--- SHORT TASK ---
State the number of lines where "кристаллической" appears. Add nothing else.

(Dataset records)
━━━

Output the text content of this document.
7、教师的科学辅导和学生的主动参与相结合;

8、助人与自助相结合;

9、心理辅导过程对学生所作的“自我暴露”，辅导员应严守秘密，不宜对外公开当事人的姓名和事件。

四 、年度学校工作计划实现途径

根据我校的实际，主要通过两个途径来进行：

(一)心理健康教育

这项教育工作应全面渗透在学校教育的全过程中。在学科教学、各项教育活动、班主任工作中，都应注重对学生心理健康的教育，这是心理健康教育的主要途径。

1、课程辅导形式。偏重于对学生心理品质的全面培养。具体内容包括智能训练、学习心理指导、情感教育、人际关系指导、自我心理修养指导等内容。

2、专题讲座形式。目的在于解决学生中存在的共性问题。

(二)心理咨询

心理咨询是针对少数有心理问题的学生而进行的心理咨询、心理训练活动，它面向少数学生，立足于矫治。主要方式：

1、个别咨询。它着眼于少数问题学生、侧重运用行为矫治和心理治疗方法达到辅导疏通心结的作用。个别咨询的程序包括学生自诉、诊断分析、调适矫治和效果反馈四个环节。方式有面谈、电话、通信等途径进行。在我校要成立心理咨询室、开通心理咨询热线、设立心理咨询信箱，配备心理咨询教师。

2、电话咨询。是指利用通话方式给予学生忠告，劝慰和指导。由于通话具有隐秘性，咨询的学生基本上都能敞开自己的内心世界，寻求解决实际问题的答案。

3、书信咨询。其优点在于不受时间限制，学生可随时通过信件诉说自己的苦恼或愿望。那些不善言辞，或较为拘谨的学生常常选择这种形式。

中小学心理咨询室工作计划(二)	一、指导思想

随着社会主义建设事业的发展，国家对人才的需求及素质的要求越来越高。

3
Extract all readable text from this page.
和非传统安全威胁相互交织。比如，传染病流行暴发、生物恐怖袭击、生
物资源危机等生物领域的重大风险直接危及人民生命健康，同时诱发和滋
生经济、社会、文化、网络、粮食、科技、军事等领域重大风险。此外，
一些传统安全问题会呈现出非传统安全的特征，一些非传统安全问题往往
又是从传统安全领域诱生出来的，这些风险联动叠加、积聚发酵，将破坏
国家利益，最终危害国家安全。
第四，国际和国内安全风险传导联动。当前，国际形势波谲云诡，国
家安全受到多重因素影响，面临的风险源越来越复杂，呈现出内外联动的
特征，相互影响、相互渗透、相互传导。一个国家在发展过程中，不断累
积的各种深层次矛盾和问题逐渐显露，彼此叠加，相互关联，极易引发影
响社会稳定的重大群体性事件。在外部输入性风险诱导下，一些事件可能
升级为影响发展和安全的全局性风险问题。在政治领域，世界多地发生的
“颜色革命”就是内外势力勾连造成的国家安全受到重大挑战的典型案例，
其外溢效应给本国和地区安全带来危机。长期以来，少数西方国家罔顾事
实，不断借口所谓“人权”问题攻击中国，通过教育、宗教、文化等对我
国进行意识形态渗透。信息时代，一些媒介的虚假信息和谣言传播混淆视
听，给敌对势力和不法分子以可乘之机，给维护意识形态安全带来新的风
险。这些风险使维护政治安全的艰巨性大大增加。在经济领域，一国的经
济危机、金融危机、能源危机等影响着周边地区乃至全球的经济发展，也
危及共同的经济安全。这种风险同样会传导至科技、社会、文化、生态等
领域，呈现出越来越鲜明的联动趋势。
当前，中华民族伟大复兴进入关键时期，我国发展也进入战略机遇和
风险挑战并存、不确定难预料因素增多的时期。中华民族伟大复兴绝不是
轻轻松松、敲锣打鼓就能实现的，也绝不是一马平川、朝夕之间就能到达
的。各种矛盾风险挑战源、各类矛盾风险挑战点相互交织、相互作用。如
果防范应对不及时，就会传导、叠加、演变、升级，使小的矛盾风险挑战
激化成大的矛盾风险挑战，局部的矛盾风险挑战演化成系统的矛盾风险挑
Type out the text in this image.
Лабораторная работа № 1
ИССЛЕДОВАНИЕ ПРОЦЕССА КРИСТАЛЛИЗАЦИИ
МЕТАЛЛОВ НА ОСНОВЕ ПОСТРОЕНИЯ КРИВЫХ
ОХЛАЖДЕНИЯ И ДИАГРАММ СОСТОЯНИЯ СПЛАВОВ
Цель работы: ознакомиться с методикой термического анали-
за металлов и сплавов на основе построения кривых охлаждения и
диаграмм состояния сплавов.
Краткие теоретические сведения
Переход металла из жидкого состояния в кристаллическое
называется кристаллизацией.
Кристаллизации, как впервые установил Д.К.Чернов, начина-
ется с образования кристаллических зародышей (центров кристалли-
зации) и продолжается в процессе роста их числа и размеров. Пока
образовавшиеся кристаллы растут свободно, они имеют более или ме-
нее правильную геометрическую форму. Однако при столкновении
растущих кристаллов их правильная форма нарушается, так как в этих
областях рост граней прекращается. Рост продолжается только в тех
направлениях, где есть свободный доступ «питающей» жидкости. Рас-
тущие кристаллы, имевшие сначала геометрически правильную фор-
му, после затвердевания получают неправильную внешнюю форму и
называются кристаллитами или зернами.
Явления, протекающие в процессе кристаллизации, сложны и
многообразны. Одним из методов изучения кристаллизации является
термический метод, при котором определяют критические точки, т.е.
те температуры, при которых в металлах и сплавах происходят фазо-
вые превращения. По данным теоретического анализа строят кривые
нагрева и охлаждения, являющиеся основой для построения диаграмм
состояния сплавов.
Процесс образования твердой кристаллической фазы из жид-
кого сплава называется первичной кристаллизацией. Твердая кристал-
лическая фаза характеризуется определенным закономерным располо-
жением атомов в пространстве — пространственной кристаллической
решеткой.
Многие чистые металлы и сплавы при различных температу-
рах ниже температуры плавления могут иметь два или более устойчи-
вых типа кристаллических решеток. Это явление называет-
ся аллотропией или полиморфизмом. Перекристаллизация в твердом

━━━

--- RESPONSE ---
2